● Consegna scritta 1: Traduci in inglese la frase «L’ho fatta breve, ma non fu facile.» del racconto sul Senegal.
● Consegna scritta 2: Riprendi il racconto sul Senegal e prosegui subito dopo la sua ultima frase.

Creato il 25 maggio 2012 da Giornalismo2012 @Giornalismo2012
Dakar

-Di Carmen Gueye

Un bel giorno la mia vita cambiò, ma proprio radicalmente. Ero una donna sola. Cosa fa una donna sola e non più ragazzina dalle nostre parti? Si iscrive ai corsi di latino americano, frequenta i seminari di discipline new age, esce la sera e cerca magari un compagno.

Era l’8 settembre del 2001 (notare la data), quando conobbi un uomo africano, incontro a cui non diedi peso.  In seguito però la situazione cambiò in una certa direzione e mi ritrovai sposata con lui. L’ho fatta breve, ma non fu facile. Non avevo i fondamentali per quella esperienza e soprattutto per capire a fondo, con i miei strumenti, il continente che tanto mi intrigava e anche un po’ spaventava. Speravo di farcela con la mezza cultura che avevo accumulato fino a quel momento: mi informai, lessi, guardai documentari, mi inoltrai nelle arti locali, approfondendo ovviamente quella del paese del mio sposo, il Senegal.

Primo impatto dopo quella immersione enciclopedica: infatuazione. Colori, sorrisi, bimbi belli, ritmi inebrianti,  ricordi dai libri di scuola, sensazione di libertà dalle ingessature del nord del mondo, calore umano, confronti tra usi e costumi. Ero ammirata dal loro rispetto per la famiglia e i genitori, che non vedevano per anni, confrontato al nostro abituale pretendere senza dare; dall’entusiasmo nel parlare della patria lontana, quando qui al massimo ci si ricorda del posto dove si vive solo ai mondiali di calcio; e anche da quelle lingue misteriose, senza alcun aggancio a una radice comune.

[Voci dei riquadri di delimitazione]
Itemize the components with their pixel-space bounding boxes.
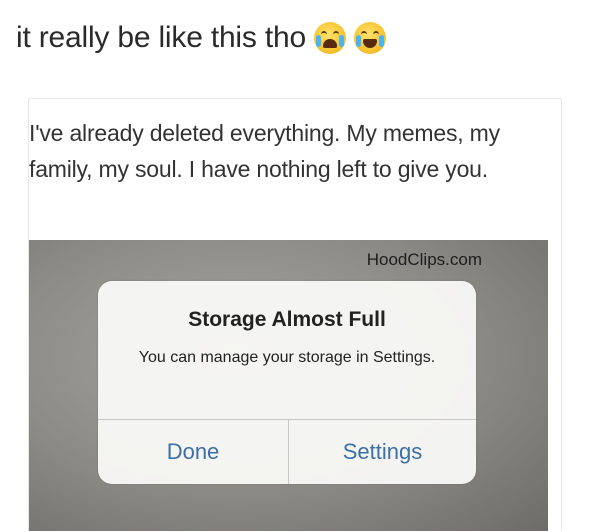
post-card: I've already deleted everything. My meme… [28,98,562,531]
loudly-crying-face-icon [313,22,346,54]
alert-title: Storage Almost Full [188,308,386,331]
alert-message: You can manage your storage in Settings. [138,349,436,366]
caption: it really be like this tho [16,18,386,58]
watermark: HoodClips.com [366,250,482,269]
caption-text: it really be like this tho [16,21,306,54]
post-text: I've already deleted everything. My meme… [29,120,500,182]
done-button[interactable]: Done [98,420,288,484]
settings-button[interactable]: Settings [289,420,476,484]
storage-alert-dialog: Storage Almost Full You can manage your … [98,281,476,484]
tears-of-joy-face-icon [353,22,386,54]
phone-screenshot: HoodClips.com Storage Almost Full You ca… [29,240,548,531]
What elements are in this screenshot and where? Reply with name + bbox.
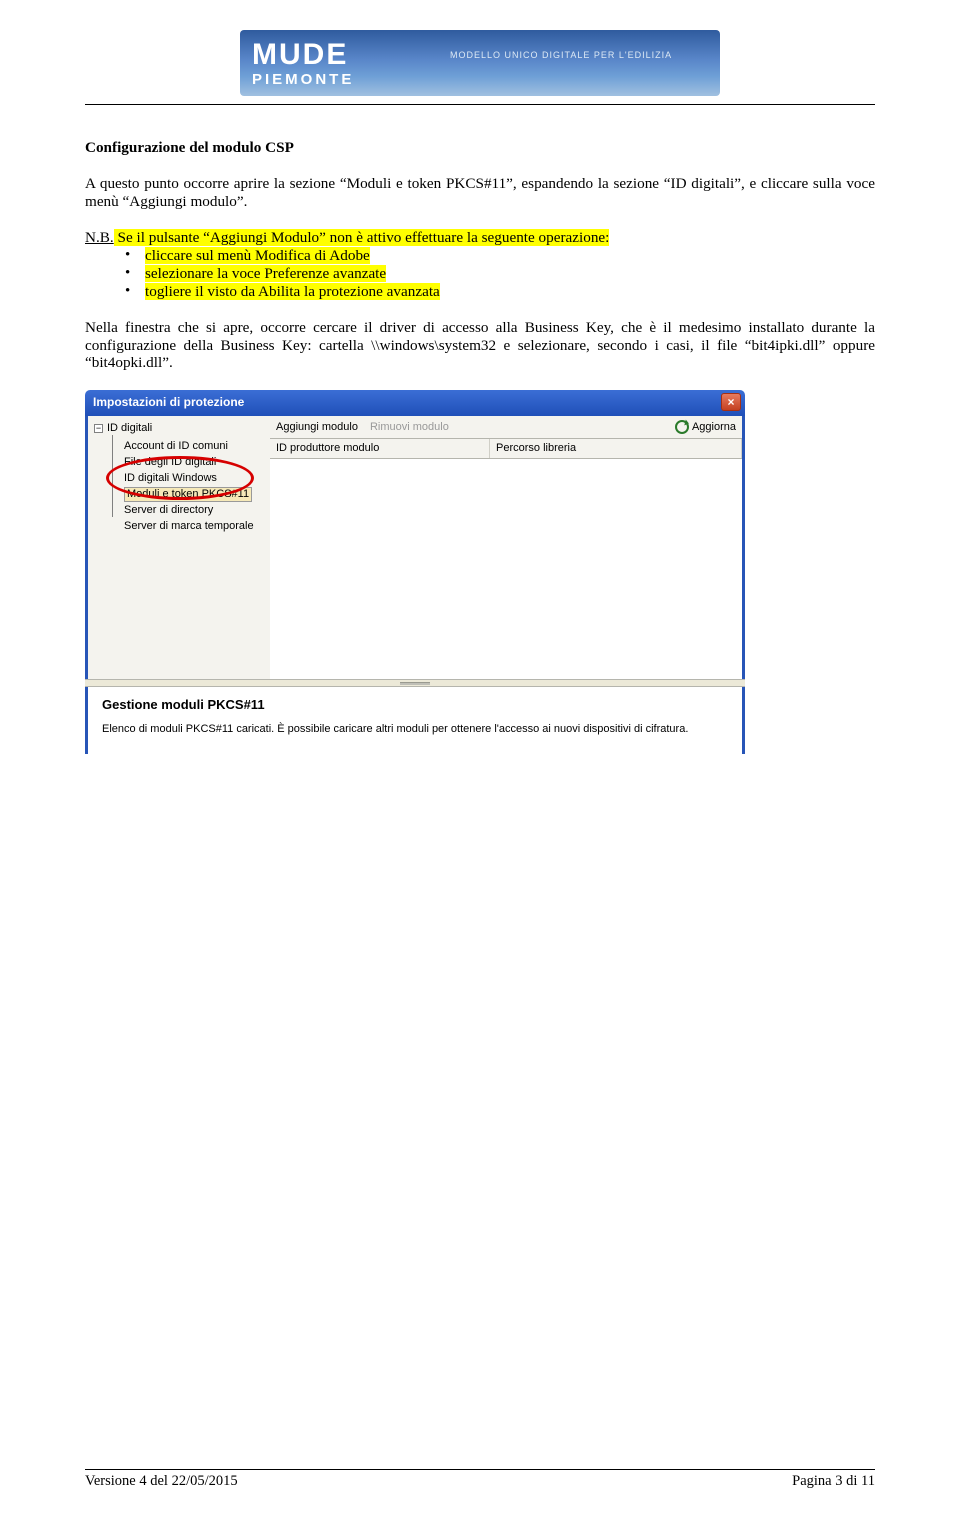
list-body[interactable] — [270, 459, 742, 679]
footer-page: Pagina 3 di 11 — [792, 1473, 875, 1490]
nb-label: N.B. — [85, 229, 114, 246]
add-module-button[interactable]: Aggiungi modulo — [276, 421, 358, 434]
tree-panel: − ID digitali Account di ID comuni File … — [88, 416, 270, 679]
column-header-id[interactable]: ID produttore modulo — [270, 439, 490, 458]
tree-item-accounts[interactable]: Account di ID comuni — [124, 438, 266, 454]
tree-item-pkcs11[interactable]: Moduli e token PKCS#11 — [124, 486, 266, 502]
panel-text: Elenco di moduli PKCS#11 caricati. È pos… — [102, 723, 728, 736]
refresh-button[interactable]: Aggiorna — [675, 420, 736, 434]
tree-root-label: ID digitali — [107, 422, 152, 435]
banner-subtitle: MODELLO UNICO DIGITALE PER L'EDILIZIA — [450, 50, 672, 60]
bullet-item: togliere il visto da Abilita la protezio… — [125, 283, 875, 301]
paragraph-1: A questo punto occorre aprire la sezione… — [85, 175, 875, 211]
brand-bottom: PIEMONTE — [252, 72, 354, 87]
tree-item-label: Account di ID comuni — [124, 440, 228, 453]
logo: MUDE PIEMONTE — [252, 40, 354, 87]
toolbar-label: Rimuovi modulo — [370, 421, 449, 434]
list-header: ID produttore modulo Percorso libreria — [270, 439, 742, 459]
tree-root[interactable]: − ID digitali — [94, 422, 266, 435]
tree-item-files[interactable]: File degli ID digitali — [124, 454, 266, 470]
close-icon: × — [727, 395, 734, 409]
paragraph-2: Nella finestra che si apre, occorre cerc… — [85, 319, 875, 373]
bullet-list: cliccare sul menù Modifica di Adobe sele… — [85, 247, 875, 301]
panel-heading: Gestione moduli PKCS#11 — [102, 697, 728, 712]
header-banner: MUDE PIEMONTE MODELLO UNICO DIGITALE PER… — [240, 30, 720, 96]
lower-panel: Gestione moduli PKCS#11 Elenco di moduli… — [85, 687, 745, 753]
tree-item-label: Server di directory — [124, 504, 213, 517]
bullet-item: cliccare sul menù Modifica di Adobe — [125, 247, 875, 265]
footer-version: Versione 4 del 22/05/2015 — [85, 1473, 238, 1490]
tree-item-label: File degli ID digitali — [124, 456, 216, 469]
grip-icon — [400, 682, 430, 685]
dialog-title: Impostazioni di protezione — [93, 395, 244, 409]
close-button[interactable]: × — [721, 393, 741, 411]
toolbar: Aggiungi modulo Rimuovi modulo Aggiorna — [270, 416, 742, 439]
nb-line: N.B. Se il pulsante “Aggiungi Modulo” no… — [85, 229, 875, 247]
footer-rule — [85, 1469, 875, 1470]
refresh-icon — [675, 420, 689, 434]
bullet-text: selezionare la voce Preferenze avanzate — [145, 265, 386, 282]
dialog-body: − ID digitali Account di ID comuni File … — [85, 416, 745, 679]
remove-module-button[interactable]: Rimuovi modulo — [370, 421, 449, 434]
tree-connector — [112, 435, 113, 517]
tree-item-timestamp[interactable]: Server di marca temporale — [124, 518, 266, 534]
bullet-text: cliccare sul menù Modifica di Adobe — [145, 247, 370, 264]
nb-text: Se il pulsante “Aggiungi Modulo” non è a… — [114, 229, 610, 246]
tree-item-label: Moduli e token PKCS#11 — [124, 487, 252, 502]
dialog-screenshot: Impostazioni di protezione × − ID digita… — [85, 390, 745, 753]
tree-item-label: Server di marca temporale — [124, 520, 254, 533]
section-title: Configurazione del modulo CSP — [85, 139, 875, 157]
bullet-text: togliere il visto da Abilita la protezio… — [145, 283, 440, 300]
bullet-item: selezionare la voce Preferenze avanzate — [125, 265, 875, 283]
toolbar-label: Aggiorna — [692, 421, 736, 434]
tree-item-windows[interactable]: ID digitali Windows — [124, 470, 266, 486]
column-header-path[interactable]: Percorso libreria — [490, 439, 742, 458]
dialog-titlebar: Impostazioni di protezione × — [85, 390, 745, 416]
splitter-handle[interactable] — [85, 679, 745, 687]
collapse-icon[interactable]: − — [94, 424, 103, 433]
toolbar-label: Aggiungi modulo — [276, 421, 358, 434]
right-panel: Aggiungi modulo Rimuovi modulo Aggiorna … — [270, 416, 742, 679]
brand-top: MUDE — [252, 40, 354, 70]
page-footer: Versione 4 del 22/05/2015 Pagina 3 di 11 — [85, 1469, 875, 1490]
document-body: Configurazione del modulo CSP A questo p… — [85, 105, 875, 754]
tree-item-label: ID digitali Windows — [124, 472, 217, 485]
tree-items: Account di ID comuni File degli ID digit… — [124, 438, 266, 534]
tree-item-directory[interactable]: Server di directory — [124, 502, 266, 518]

● Risultato esercizio 1: I've kept it short, but it wasn't easy.

● Risultato esercizio 2:
Gli impegni di lavoro, le preoccupazioni della vita quotidiana, anche una certa stanchezza che l’età a volte porta con sé, mi fecero esitare, finché il gran giorno venne; un po’ tardi, ma arrivò.

Ricordavo vagamente quando, anni prima,  avevo attraversato i cieli dell’Africa orientale e a malapena ogni tanto si intravedevano luci delle grandi città e poco d’altro; l’esperienza si ripeté. Sorvolammo il nordafrica dopo lo scalo a Tripoli. Ore di ritardo si erano accumulate aspettando una coincidenza, ma non volevo perdermi un minuto. Come era buio, lì sotto! Certo, niente centri commerciali , insegne o qualcos’altro che intervenisse a segnare il territorio: una densità scura e irreale sembrava introdurre nel cuore del mondo. Non un alito di vento s’ intuiva e, si presumeva, scarso doveva essere il traffico dei velivoli: l’aereo filava come un razzo.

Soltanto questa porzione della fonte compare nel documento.